◆ TASK DIRECTIONS ◆
Restate the full set of records exactly, word for word.

◆ Data entries for graphics ◆
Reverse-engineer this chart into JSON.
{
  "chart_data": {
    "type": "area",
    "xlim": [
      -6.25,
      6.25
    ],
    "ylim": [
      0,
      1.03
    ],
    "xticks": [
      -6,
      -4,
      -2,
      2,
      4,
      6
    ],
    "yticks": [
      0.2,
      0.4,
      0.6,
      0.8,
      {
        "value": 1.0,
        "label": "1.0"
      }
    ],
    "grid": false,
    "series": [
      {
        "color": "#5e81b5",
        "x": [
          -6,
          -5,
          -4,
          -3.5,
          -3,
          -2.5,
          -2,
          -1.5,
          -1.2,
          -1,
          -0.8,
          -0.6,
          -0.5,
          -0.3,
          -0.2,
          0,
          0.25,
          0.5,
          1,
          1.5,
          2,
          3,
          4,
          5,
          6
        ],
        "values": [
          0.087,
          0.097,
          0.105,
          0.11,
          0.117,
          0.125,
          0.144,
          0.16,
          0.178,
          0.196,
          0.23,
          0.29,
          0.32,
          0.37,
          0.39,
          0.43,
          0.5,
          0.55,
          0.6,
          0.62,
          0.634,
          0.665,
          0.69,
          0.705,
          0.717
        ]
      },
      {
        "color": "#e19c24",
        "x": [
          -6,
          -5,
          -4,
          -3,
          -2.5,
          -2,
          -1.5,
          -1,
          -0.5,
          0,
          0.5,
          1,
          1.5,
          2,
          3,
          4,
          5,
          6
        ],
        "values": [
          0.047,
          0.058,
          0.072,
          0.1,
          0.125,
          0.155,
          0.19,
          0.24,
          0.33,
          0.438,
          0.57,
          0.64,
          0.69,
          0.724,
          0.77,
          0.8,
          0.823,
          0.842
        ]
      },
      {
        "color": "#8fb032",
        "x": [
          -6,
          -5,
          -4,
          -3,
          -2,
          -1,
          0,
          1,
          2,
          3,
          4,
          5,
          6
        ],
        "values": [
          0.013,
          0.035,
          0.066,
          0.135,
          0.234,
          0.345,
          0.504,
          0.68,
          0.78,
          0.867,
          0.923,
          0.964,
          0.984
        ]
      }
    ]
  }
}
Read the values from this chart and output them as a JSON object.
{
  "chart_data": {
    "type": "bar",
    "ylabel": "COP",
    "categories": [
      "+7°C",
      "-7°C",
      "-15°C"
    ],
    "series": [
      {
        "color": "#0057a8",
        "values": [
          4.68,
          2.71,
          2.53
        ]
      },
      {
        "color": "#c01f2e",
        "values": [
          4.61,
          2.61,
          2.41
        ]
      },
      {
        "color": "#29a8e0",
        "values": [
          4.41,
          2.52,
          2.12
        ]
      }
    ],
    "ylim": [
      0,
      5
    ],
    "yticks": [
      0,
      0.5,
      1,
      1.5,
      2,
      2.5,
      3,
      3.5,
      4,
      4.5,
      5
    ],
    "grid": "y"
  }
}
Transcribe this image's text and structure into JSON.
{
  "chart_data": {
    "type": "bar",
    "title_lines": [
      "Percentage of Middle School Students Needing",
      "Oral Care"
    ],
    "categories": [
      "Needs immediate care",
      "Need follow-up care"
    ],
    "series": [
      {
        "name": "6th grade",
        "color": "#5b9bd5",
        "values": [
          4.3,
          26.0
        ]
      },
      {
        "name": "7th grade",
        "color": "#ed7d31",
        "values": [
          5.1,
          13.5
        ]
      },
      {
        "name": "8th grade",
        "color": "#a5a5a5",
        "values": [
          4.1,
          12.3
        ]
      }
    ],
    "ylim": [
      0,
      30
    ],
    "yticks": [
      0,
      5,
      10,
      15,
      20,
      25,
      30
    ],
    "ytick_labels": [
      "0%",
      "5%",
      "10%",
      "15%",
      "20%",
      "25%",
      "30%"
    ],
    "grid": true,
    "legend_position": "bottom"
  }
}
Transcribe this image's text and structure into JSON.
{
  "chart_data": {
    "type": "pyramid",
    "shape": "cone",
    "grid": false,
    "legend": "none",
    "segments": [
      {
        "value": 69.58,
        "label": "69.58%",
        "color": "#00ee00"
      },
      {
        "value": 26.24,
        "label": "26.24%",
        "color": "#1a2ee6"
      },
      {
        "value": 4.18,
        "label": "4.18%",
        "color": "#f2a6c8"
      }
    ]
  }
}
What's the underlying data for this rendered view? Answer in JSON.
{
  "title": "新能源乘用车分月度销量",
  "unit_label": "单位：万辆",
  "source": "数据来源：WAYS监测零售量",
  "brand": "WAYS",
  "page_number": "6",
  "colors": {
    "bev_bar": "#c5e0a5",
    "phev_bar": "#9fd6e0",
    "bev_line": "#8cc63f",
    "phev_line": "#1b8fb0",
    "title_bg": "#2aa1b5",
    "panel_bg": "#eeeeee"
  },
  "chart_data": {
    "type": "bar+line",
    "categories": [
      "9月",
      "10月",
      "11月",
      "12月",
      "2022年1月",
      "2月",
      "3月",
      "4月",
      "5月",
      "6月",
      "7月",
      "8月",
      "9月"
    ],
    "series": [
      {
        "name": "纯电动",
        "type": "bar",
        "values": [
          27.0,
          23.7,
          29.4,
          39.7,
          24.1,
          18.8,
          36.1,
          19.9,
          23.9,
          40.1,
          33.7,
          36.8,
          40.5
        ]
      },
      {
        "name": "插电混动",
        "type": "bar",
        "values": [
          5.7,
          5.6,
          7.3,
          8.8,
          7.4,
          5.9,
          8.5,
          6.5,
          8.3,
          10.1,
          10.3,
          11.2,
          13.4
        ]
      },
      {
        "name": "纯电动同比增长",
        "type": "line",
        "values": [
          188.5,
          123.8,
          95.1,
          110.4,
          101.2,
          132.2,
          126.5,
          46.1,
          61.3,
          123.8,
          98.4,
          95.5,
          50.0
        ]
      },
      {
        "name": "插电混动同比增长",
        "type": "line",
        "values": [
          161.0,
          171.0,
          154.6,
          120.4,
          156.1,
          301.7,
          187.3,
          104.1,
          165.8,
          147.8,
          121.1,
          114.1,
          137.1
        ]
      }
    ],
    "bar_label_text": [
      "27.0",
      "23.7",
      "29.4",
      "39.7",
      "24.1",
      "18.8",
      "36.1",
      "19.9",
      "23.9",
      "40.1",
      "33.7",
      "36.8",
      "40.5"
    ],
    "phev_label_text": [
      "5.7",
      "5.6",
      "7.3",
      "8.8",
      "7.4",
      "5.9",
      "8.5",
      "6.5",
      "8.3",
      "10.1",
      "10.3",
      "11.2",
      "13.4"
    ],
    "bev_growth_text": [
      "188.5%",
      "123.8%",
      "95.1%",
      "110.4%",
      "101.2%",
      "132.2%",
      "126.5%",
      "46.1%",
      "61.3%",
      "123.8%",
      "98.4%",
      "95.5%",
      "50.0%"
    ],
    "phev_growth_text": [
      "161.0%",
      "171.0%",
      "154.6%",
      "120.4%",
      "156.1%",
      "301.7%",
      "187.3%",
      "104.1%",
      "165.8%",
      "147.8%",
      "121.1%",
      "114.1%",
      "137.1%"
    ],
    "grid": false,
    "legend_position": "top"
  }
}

◆ PROBLEM SOLUTION ◆
Reverse-engineer this chart into JSON.
{
  "chart_data": {
    "type": "area",
    "xlim": [
      -6.25,
      6.25
    ],
    "ylim": [
      0,
      1.03
    ],
    "xticks": [
      -6,
      -4,
      -2,
      2,
      4,
      6
    ],
    "yticks": [
      0.2,
      0.4,
      0.6,
      0.8,
      {
        "value": 1.0,
        "label": "1.0"
      }
    ],
    "grid": false,
    "series": [
      {
        "color": "#5e81b5",
        "x": [
          -6,
          -5,
          -4,
          -3.5,
          -3,
          -2.5,
          -2,
          -1.5,
          -1.2,
          -1,
          -0.8,
          -0.6,
          -0.5,
          -0.3,
          -0.2,
          0,
          0.25,
          0.5,
          1,
          1.5,
          2,
          3,
          4,
          5,
          6
        ],
        "values": [
          0.087,
          0.097,
          0.105,
          0.11,
          0.117,
          0.125,
          0.144,
          0.16,
          0.178,
          0.196,
          0.23,
          0.29,
          0.32,
          0.37,
          0.39,
          0.43,
          0.5,
          0.55,
          0.6,
          0.62,
          0.634,
          0.665,
          0.69,
          0.705,
          0.717
        ]
      },
      {
        "color": "#e19c24",
        "x": [
          -6,
          -5,
          -4,
          -3,
          -2.5,
          -2,
          -1.5,
          -1,
          -0.5,
          0,
          0.5,
          1,
          1.5,
          2,
          3,
          4,
          5,
          6
        ],
        "values": [
          0.047,
          0.058,
          0.072,
          0.1,
          0.125,
          0.155,
          0.19,
          0.24,
          0.33,
          0.438,
          0.57,
          0.64,
          0.69,
          0.724,
          0.77,
          0.8,
          0.823,
          0.842
        ]
      },
      {
        "color": "#8fb032",
        "x": [
          -6,
          -5,
          -4,
          -3,
          -2,
          -1,
          0,
          1,
          2,
          3,
          4,
          5,
          6
        ],
        "values": [
          0.013,
          0.035,
          0.066,
          0.135,
          0.234,
          0.345,
          0.504,
          0.68,
          0.78,
          0.867,
          0.923,
          0.964,
          0.984
        ]
      }
    ]
  }
}
Read the values from this chart and output them as a JSON object.
{
  "chart_data": {
    "type": "bar",
    "ylabel": "COP",
    "categories": [
      "+7°C",
      "-7°C",
      "-15°C"
    ],
    "series": [
      {
        "color": "#0057a8",
        "values": [
          4.68,
          2.71,
          2.53
        ]
      },
      {
        "color": "#c01f2e",
        "values": [
          4.61,
          2.61,
          2.41
        ]
      },
      {
        "color": "#29a8e0",
        "values": [
          4.41,
          2.52,
          2.12
        ]
      }
    ],
    "ylim": [
      0,
      5
    ],
    "yticks": [
      0,
      0.5,
      1,
      1.5,
      2,
      2.5,
      3,
      3.5,
      4,
      4.5,
      5
    ],
    "grid": "y"
  }
}
Transcribe this image's text and structure into JSON.
{
  "chart_data": {
    "type": "bar",
    "title_lines": [
      "Percentage of Middle School Students Needing",
      "Oral Care"
    ],
    "categories": [
      "Needs immediate care",
      "Need follow-up care"
    ],
    "series": [
      {
        "name": "6th grade",
        "color": "#5b9bd5",
        "values": [
          4.3,
          26.0
        ]
      },
      {
        "name": "7th grade",
        "color": "#ed7d31",
        "values": [
          5.1,
          13.5
        ]
      },
      {
        "name": "8th grade",
        "color": "#a5a5a5",
        "values": [
          4.1,
          12.3
        ]
      }
    ],
    "ylim": [
      0,
      30
    ],
    "yticks": [
      0,
      5,
      10,
      15,
      20,
      25,
      30
    ],
    "ytick_labels": [
      "0%",
      "5%",
      "10%",
      "15%",
      "20%",
      "25%",
      "30%"
    ],
    "grid": true,
    "legend_position": "bottom"
  }
}
Transcribe this image's text and structure into JSON.
{
  "chart_data": {
    "type": "pyramid",
    "shape": "cone",
    "grid": false,
    "legend": "none",
    "segments": [
      {
        "value": 69.58,
        "label": "69.58%",
        "color": "#00ee00"
      },
      {
        "value": 26.24,
        "label": "26.24%",
        "color": "#1a2ee6"
      },
      {
        "value": 4.18,
        "label": "4.18%",
        "color": "#f2a6c8"
      }
    ]
  }
}
What's the underlying data for this rendered view? Answer in JSON.
{
  "title": "新能源乘用车分月度销量",
  "unit_label": "单位：万辆",
  "source": "数据来源：WAYS监测零售量",
  "brand": "WAYS",
  "page_number": "6",
  "colors": {
    "bev_bar": "#c5e0a5",
    "phev_bar": "#9fd6e0",
    "bev_line": "#8cc63f",
    "phev_line": "#1b8fb0",
    "title_bg": "#2aa1b5",
    "panel_bg": "#eeeeee"
  },
  "chart_data": {
    "type": "bar+line",
    "categories": [
      "9月",
      "10月",
      "11月",
      "12月",
      "2022年1月",
      "2月",
      "3月",
      "4月",
      "5月",
      "6月",
      "7月",
      "8月",
      "9月"
    ],
    "series": [
      {
        "name": "纯电动",
        "type": "bar",
        "values": [
          27.0,
          23.7,
          29.4,
          39.7,
          24.1,
          18.8,
          36.1,
          19.9,
          23.9,
          40.1,
          33.7,
          36.8,
          40.5
        ]
      },
      {
        "name": "插电混动",
        "type": "bar",
        "values": [
          5.7,
          5.6,
          7.3,
          8.8,
          7.4,
          5.9,
          8.5,
          6.5,
          8.3,
          10.1,
          10.3,
          11.2,
          13.4
        ]
      },
      {
        "name": "纯电动同比增长",
        "type": "line",
        "values": [
          188.5,
          123.8,
          95.1,
          110.4,
          101.2,
          132.2,
          126.5,
          46.1,
          61.3,
          123.8,
          98.4,
          95.5,
          50.0
        ]
      },
      {
        "name": "插电混动同比增长",
        "type": "line",
        "values": [
          161.0,
          171.0,
          154.6,
          120.4,
          156.1,
          301.7,
          187.3,
          104.1,
          165.8,
          147.8,
          121.1,
          114.1,
          137.1
        ]
      }
    ],
    "bar_label_text": [
      "27.0",
      "23.7",
      "29.4",
      "39.7",
      "24.1",
      "18.8",
      "36.1",
      "19.9",
      "23.9",
      "40.1",
      "33.7",
      "36.8",
      "40.5"
    ],
    "phev_label_text": [
      "5.7",
      "5.6",
      "7.3",
      "8.8",
      "7.4",
      "5.9",
      "8.5",
      "6.5",
      "8.3",
      "10.1",
      "10.3",
      "11.2",
      "13.4"
    ],
    "bev_growth_text": [
      "188.5%",
      "123.8%",
      "95.1%",
      "110.4%",
      "101.2%",
      "132.2%",
      "126.5%",
      "46.1%",
      "61.3%",
      "123.8%",
      "98.4%",
      "95.5%",
      "50.0%"
    ],
    "phev_growth_text": [
      "161.0%",
      "171.0%",
      "154.6%",
      "120.4%",
      "156.1%",
      "301.7%",
      "187.3%",
      "104.1%",
      "165.8%",
      "147.8%",
      "121.1%",
      "114.1%",
      "137.1%"
    ],
    "grid": false,
    "legend_position": "top"
  }
}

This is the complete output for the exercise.